**Aim:** Convert the data from the line with "bar-seagull-segment bbox=[358, 560, 431, 621]" up to and including the line with "line-point-label: 43.90% bbox=[590, 358, 650, 377]" into a numbered list, leaving out any blank lines.
● ● ●
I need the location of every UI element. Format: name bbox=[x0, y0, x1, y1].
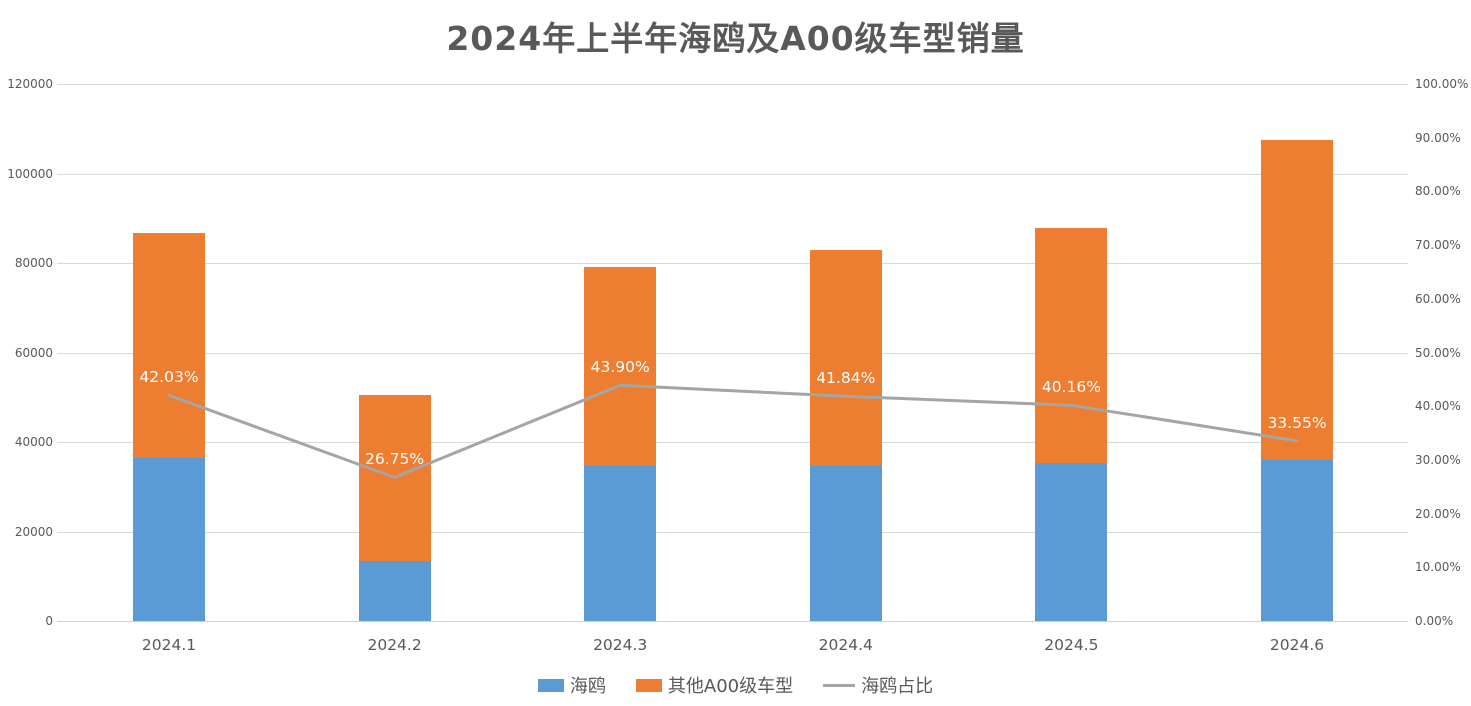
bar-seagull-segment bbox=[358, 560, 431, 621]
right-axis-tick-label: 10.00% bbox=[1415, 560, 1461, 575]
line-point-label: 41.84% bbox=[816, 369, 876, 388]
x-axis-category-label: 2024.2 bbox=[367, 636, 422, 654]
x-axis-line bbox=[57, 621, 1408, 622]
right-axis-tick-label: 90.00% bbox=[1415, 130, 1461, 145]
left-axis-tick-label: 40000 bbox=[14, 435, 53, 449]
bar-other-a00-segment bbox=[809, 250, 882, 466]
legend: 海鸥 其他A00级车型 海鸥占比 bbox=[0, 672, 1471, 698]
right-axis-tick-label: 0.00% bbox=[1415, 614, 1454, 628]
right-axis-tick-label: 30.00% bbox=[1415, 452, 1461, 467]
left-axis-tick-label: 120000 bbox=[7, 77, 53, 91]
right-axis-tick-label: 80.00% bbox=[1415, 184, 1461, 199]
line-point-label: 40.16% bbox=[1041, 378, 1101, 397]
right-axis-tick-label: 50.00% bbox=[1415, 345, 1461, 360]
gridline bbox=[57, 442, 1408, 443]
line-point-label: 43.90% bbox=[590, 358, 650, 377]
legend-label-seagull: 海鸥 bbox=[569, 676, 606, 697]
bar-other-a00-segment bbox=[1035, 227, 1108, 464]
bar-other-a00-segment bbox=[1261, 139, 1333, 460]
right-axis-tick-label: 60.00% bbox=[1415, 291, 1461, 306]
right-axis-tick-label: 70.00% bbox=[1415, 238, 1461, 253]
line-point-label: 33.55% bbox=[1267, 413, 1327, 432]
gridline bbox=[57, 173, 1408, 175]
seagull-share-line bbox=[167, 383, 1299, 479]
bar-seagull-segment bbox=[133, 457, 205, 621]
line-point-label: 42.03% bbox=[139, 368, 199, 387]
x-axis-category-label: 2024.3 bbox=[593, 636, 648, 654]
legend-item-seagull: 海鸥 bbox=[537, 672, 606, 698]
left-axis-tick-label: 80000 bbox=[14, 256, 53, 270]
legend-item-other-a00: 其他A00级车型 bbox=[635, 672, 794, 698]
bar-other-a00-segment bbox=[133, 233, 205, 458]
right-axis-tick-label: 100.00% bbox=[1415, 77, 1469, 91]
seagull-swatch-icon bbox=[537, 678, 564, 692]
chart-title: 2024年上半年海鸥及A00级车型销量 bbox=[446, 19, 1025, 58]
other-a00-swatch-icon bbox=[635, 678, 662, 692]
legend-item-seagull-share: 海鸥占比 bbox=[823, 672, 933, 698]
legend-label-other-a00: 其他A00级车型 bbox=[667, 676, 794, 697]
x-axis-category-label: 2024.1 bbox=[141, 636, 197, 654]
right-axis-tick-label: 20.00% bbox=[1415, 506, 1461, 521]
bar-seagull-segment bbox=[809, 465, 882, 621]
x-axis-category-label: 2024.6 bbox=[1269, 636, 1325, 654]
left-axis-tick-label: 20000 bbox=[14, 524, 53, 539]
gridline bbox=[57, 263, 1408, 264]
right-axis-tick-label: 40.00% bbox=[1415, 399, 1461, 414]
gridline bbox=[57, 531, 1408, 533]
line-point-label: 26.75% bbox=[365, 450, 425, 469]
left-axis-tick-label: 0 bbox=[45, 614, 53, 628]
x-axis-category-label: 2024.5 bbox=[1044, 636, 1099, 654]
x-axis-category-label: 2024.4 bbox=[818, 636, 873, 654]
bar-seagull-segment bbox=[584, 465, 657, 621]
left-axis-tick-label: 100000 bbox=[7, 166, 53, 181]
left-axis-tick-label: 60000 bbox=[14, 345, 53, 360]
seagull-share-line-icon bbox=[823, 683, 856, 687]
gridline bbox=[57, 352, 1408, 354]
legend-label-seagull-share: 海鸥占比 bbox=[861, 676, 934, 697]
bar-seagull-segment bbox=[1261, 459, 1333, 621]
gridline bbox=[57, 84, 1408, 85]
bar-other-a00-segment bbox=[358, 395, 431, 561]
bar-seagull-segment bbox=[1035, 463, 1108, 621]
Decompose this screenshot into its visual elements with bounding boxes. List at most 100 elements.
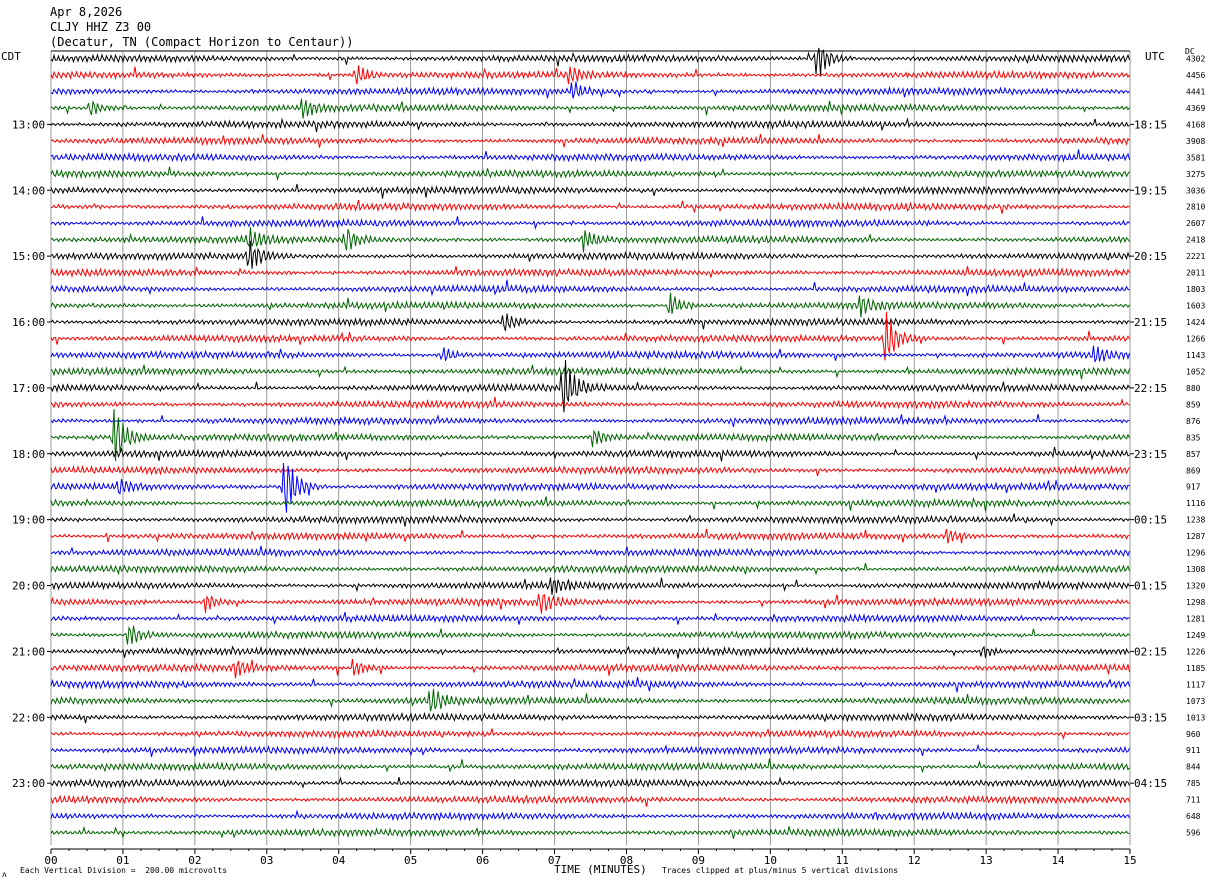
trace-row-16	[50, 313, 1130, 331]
● ● ●
**Solution:**
1. bar-seagull-segment bbox=[358, 560, 431, 621]
2. right-axis-tick-label: 10.00% bbox=[1415, 560, 1461, 575]
3. line-point-label: 41.84% bbox=[816, 369, 876, 388]
4. x-axis-category-label: 2024.2 bbox=[367, 636, 422, 654]
5. x-axis-line bbox=[57, 621, 1408, 622]
6. right-axis-tick-label: 90.00% bbox=[1415, 130, 1461, 145]
7. left-axis-tick-label: 40000 bbox=[14, 435, 53, 449]
8. bar-other-a00-segment bbox=[809, 250, 882, 466]
9. legend: 海鸥 其他A00级车型 海鸥占比 bbox=[0, 672, 1471, 698]
10. right-axis-tick-label: 0.00% bbox=[1415, 614, 1454, 628]
11. right-axis-tick-label: 30.00% bbox=[1415, 452, 1461, 467]
12. left-axis-tick-label: 120000 bbox=[7, 77, 53, 91]
13. right-axis-tick-label: 80.00% bbox=[1415, 184, 1461, 199]
14. line-point-label: 40.16% bbox=[1041, 378, 1101, 397]
15. right-axis-tick-label: 50.00% bbox=[1415, 345, 1461, 360]
16. gridline bbox=[57, 442, 1408, 443]
17. line-point-label: 43.90% bbox=[590, 358, 650, 377]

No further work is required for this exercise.